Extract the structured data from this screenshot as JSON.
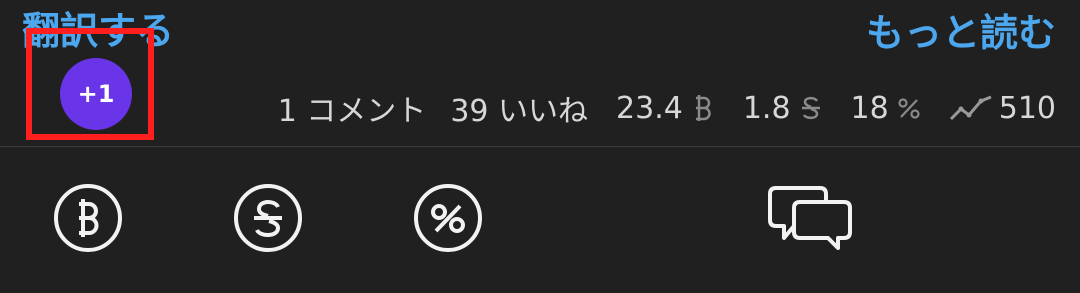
{
  "links": {
    "translate": "翻訳する",
    "read_more": "もっと読む"
  },
  "badge": {
    "label": "+1",
    "color": "#6a35e8",
    "highlight_color": "#ff1f1f"
  },
  "stats": {
    "comments": "1 コメント",
    "likes": "39 いいね",
    "baht_value": "23.4",
    "vote_value": "1.8",
    "percent_value": "18",
    "views": "510",
    "icons": [
      "baht-icon",
      "strike-s-icon",
      "percent-icon",
      "trend-icon"
    ]
  },
  "actions": [
    {
      "name": "baht",
      "icon": "baht-circle-icon"
    },
    {
      "name": "vote",
      "icon": "strike-s-circle-icon"
    },
    {
      "name": "percent",
      "icon": "percent-circle-icon"
    },
    {
      "name": "comment",
      "icon": "chat-bubbles-icon"
    }
  ],
  "colors": {
    "background": "#202020",
    "link": "#4ca7ee",
    "text": "#d7d7d7"
  }
}
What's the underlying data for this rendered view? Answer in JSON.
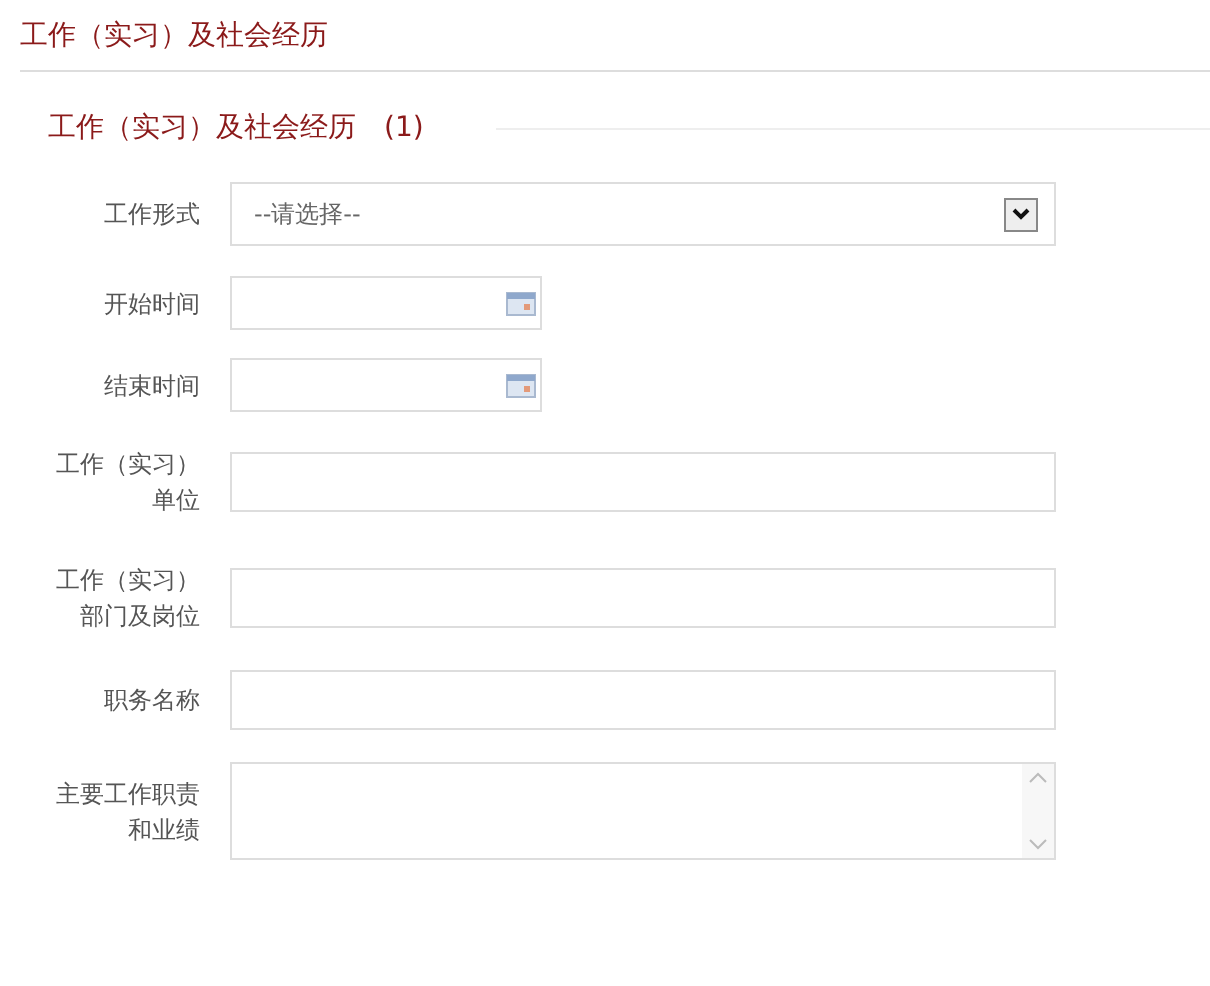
{
  "page_title": "工作（实习）及社会经历",
  "section": {
    "title": "工作（实习）及社会经历",
    "count": "(1)"
  },
  "fields": [
    {
      "kind": "select",
      "label_lines": [
        "工作形式"
      ],
      "value": "--请选择--"
    },
    {
      "kind": "date",
      "label_lines": [
        "开始时间"
      ]
    },
    {
      "kind": "date",
      "label_lines": [
        "结束时间"
      ]
    },
    {
      "kind": "text",
      "label_lines": [
        "工作（实习）",
        "单位"
      ]
    },
    {
      "kind": "text",
      "label_lines": [
        "工作（实习）",
        "部门及岗位"
      ]
    },
    {
      "kind": "text",
      "label_lines": [
        "职务名称"
      ]
    },
    {
      "kind": "textarea",
      "label_lines": [
        "主要工作职责",
        "和业绩"
      ]
    }
  ]
}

_ _ _ _ _

*Aim of the task*
Output the lines above in full and exactly as given, omitting any pictures.

*Task response*
Extract the structured data from this screenshot as JSON.
{
  "links": {
    "translate": "翻訳する",
    "read_more": "もっと読む"
  },
  "badge": {
    "label": "+1",
    "color": "#6a35e8",
    "highlight_color": "#ff1f1f"
  },
  "stats": {
    "comments": "1 コメント",
    "likes": "39 いいね",
    "baht_value": "23.4",
    "vote_value": "1.8",
    "percent_value": "18",
    "views": "510",
    "icons": [
      "baht-icon",
      "strike-s-icon",
      "percent-icon",
      "trend-icon"
    ]
  },
  "actions": [
    {
      "name": "baht",
      "icon": "baht-circle-icon"
    },
    {
      "name": "vote",
      "icon": "strike-s-circle-icon"
    },
    {
      "name": "percent",
      "icon": "percent-circle-icon"
    },
    {
      "name": "comment",
      "icon": "chat-bubbles-icon"
    }
  ],
  "colors": {
    "background": "#202020",
    "link": "#4ca7ee",
    "text": "#d7d7d7"
  }
}
What's the underlying data for this rendered view? Answer in JSON.
{
  "page_title": "工作（实习）及社会经历",
  "section": {
    "title": "工作（实习）及社会经历",
    "count": "(1)"
  },
  "fields": [
    {
      "kind": "select",
      "label_lines": [
        "工作形式"
      ],
      "value": "--请选择--"
    },
    {
      "kind": "date",
      "label_lines": [
        "开始时间"
      ]
    },
    {
      "kind": "date",
      "label_lines": [
        "结束时间"
      ]
    },
    {
      "kind": "text",
      "label_lines": [
        "工作（实习）",
        "单位"
      ]
    },
    {
      "kind": "text",
      "label_lines": [
        "工作（实习）",
        "部门及岗位"
      ]
    },
    {
      "kind": "text",
      "label_lines": [
        "职务名称"
      ]
    },
    {
      "kind": "textarea",
      "label_lines": [
        "主要工作职责",
        "和业绩"
      ]
    }
  ]
}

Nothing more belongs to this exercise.